## FRAGMENTO:
•••••
La amabilidad fingida y la sonrisa impostada pueden, como corolario, ser detectadas como falsas por el cliente, lo cual lo llevará a deducir que probablemente “haya gato encerrado” o que se le está tratando de vender algo contrario a sus intereses.
Por supuesto, nada de esto ocurriría si la persona pudiera expresar en forma genuina sus emociones, sin tener que recurrir a estrategias o maniobras represoras. En este sentido, la sonrisa auténtica de una empleada feliz que atiende un puesto de informes en un centro comercial, tampoco representa ningún problema.
Rumbo a la enfermedad
Lo que estoy sugiriendo es la conveniencia, para aquellas personas que trabajan en contacto permanente con el público, de un estado de ánimo positivo que se vehiculice de manera natural y espontánea en una genuina sonrisa hacia los demás.
Claro que esto no siempre es sencillo de conseguir.
Pero lo contrario, la sonrisa impostada y la simulación permanente de una emoción positiva suelen derivar en cuadros de fatiga física y mental, que si se prologan en el tiempo pueden hundir al infortunado actor en una depresión profunda o dispararle alguna enfermedad psicosomática.
Esto es especialmente válido para quienes trabajan en puestos de atención al cliente, donde la amabilidad constante y el interés por la otra persona son un requerimiento esencial.
•••••
## DATOS DISPONIBLES:
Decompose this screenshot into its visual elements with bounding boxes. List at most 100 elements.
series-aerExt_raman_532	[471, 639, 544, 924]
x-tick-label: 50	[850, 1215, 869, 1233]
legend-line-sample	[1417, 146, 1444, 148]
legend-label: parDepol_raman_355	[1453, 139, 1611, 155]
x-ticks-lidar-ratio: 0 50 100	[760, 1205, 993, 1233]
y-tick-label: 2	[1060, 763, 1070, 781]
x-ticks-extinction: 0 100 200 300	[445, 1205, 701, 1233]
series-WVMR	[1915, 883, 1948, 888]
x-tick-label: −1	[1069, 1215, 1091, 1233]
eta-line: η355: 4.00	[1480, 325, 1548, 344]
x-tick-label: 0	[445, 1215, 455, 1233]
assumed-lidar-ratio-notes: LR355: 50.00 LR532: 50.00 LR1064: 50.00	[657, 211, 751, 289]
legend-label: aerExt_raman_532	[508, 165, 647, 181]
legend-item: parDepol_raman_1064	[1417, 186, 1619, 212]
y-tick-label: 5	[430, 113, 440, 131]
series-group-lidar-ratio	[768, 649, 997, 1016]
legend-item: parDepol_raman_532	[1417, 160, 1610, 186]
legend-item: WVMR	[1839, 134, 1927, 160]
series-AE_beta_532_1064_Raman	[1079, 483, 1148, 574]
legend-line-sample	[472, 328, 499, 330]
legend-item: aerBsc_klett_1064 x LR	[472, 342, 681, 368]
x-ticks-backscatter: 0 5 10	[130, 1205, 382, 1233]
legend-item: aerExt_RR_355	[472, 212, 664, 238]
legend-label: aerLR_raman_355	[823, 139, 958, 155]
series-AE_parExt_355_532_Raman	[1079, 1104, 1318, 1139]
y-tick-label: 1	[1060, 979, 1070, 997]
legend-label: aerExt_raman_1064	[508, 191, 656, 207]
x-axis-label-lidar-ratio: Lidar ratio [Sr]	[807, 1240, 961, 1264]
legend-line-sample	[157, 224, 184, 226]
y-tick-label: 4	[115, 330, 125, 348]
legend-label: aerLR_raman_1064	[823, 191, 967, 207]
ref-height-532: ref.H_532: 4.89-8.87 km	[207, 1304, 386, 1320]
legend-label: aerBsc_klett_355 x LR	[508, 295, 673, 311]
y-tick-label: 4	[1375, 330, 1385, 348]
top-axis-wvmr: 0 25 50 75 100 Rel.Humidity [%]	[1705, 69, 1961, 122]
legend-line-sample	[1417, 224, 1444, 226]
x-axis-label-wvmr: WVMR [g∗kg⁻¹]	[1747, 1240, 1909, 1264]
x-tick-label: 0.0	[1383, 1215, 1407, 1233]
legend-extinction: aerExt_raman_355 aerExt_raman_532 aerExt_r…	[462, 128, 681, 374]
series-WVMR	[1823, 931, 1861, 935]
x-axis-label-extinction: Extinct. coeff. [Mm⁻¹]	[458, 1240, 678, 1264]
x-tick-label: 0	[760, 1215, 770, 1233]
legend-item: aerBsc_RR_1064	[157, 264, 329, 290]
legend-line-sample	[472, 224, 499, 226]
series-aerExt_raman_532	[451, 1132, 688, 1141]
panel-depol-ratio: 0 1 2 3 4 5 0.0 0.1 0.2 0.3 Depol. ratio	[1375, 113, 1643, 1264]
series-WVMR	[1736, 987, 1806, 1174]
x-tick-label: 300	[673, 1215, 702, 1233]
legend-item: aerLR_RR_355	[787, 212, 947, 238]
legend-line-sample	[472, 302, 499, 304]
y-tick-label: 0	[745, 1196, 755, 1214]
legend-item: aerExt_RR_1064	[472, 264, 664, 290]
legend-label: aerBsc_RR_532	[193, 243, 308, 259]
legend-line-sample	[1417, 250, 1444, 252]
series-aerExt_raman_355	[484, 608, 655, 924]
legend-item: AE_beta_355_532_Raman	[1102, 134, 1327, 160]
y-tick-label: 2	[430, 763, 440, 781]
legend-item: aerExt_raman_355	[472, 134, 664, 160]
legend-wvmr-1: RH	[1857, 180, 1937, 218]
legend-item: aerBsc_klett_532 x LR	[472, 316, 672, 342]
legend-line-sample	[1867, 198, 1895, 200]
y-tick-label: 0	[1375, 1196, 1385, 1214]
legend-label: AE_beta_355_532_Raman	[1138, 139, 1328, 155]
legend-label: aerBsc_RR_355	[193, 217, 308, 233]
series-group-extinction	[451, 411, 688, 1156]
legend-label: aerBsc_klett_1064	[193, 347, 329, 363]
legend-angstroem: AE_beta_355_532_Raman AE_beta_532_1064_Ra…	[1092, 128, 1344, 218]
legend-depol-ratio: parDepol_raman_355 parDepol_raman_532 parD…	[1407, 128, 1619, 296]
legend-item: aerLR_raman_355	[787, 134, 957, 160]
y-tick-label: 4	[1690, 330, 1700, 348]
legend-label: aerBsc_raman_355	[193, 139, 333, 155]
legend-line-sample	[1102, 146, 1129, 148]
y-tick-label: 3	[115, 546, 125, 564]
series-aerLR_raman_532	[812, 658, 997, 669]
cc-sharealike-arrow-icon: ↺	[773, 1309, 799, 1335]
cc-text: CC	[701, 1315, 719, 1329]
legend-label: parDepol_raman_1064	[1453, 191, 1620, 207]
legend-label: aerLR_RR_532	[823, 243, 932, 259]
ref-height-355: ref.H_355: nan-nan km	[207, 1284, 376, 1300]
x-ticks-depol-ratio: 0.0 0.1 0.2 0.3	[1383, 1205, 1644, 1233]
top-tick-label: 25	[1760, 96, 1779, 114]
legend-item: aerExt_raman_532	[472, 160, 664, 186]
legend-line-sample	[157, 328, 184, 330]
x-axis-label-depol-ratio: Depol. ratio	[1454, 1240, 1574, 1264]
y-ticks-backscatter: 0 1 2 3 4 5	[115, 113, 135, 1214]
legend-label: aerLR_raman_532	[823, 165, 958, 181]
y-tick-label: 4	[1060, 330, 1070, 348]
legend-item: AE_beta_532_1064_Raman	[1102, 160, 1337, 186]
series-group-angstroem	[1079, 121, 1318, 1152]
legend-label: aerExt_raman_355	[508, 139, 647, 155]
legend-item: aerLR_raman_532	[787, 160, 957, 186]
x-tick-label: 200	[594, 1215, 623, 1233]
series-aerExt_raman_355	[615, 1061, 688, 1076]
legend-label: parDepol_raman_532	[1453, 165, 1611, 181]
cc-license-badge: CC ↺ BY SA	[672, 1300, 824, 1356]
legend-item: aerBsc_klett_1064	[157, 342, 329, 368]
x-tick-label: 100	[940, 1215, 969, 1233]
•••••
## ACCIONES REQUERIDAS:
**1.** Extrae del fragmento sobre la sonrisa fingida el tramo que va desde "La amabilidad fingida" hasta "sencillo de conseguir.".
**2.** Prolonga el fragmento sobre la sonrisa fingida a partir de su última oración.
Las filas no guardan relación con el fragmento.

## RESPUESTAS:
**1.**
La amabilidad fingida y la sonrisa impostada pueden, como corolario, ser detectadas como falsas por el cliente, lo cual lo llevará a deducir que probablemente “haya gato encerrado” o que se le está tratando de vender algo contrario a sus intereses.
Por supuesto, nada de esto ocurriría si la persona pudiera expresar en forma genuina sus emociones, sin tener que recurrir a estrategias o maniobras represoras. En este sentido, la sonrisa auténtica de una empleada feliz que atiende un puesto de informes en un centro comercial, tampoco representa ningún problema.
Rumbo a la enfermedad
Lo que estoy sugiriendo es la conveniencia, para aquellas personas que trabajan en contacto permanente con el público, de un estado de ánimo positivo que se vehiculice de manera natural y espontánea en una genuina sonrisa hacia los demás.
Claro que esto no siempre es sencillo de conseguir.

**2.**
Algunos consejos útiles
A continuación enumero algunos consejos que pueden ayudar a propiciar un estado de ánimo positivo en el lugar de trabajo, y a mantener la cabeza fría en situaciones difíciles o de fuerte estrés.
- Si usted es gerente de recursos humanos, o el jefe de un equipo de trabajo, la premisa general a tener en cuenta es que la represión de la emociones de los empleados no es una buena idea a mediano y largo plazo. Trate de crear las condiciones necesarias para que se genere en su equipo un sentimiento positivo real y duradero. Solo las emociones reales son contagiosas.
- Siempre que pueda, apele a un toque de humor para descomprimir situaciones tensas. Minimice los conflictos, no los dramatice más allá de lo estrictamente necesario.
- Si el punto anterior no fuera posible, trate de reestructurar mentalmente la situación difícil tomando cierta distancia interna que le permita conservar la operatividad y el profesionalismo.
- Premie periódicamente a su gente con pequeñas recompensas emocionales que revitalicen su autoestima.
- Explique claramente las normas de comportamiento ante las diferentes situaciones problemáticas posibles que pudieran presentarse. Establezca un manual de procedimiento. Esto reducirá la ansiedad del empleado ante la incertidumbre por no saber que hacer cuando perciba que un conflicto se le escapa de las manos.Asimismo, de cierto margen de libertad de acción o garantice cierta flexibilidad para hacer cambios.
- Convierta su lugar de trabajo en un ambiente cálido y acogedor. Dótelo de un confort y estética que favorezcan la agradabilidad tanto para quienes trabajan allí como para los potenciales clientes. Este es el punto de partida físico contextual para el buen humor.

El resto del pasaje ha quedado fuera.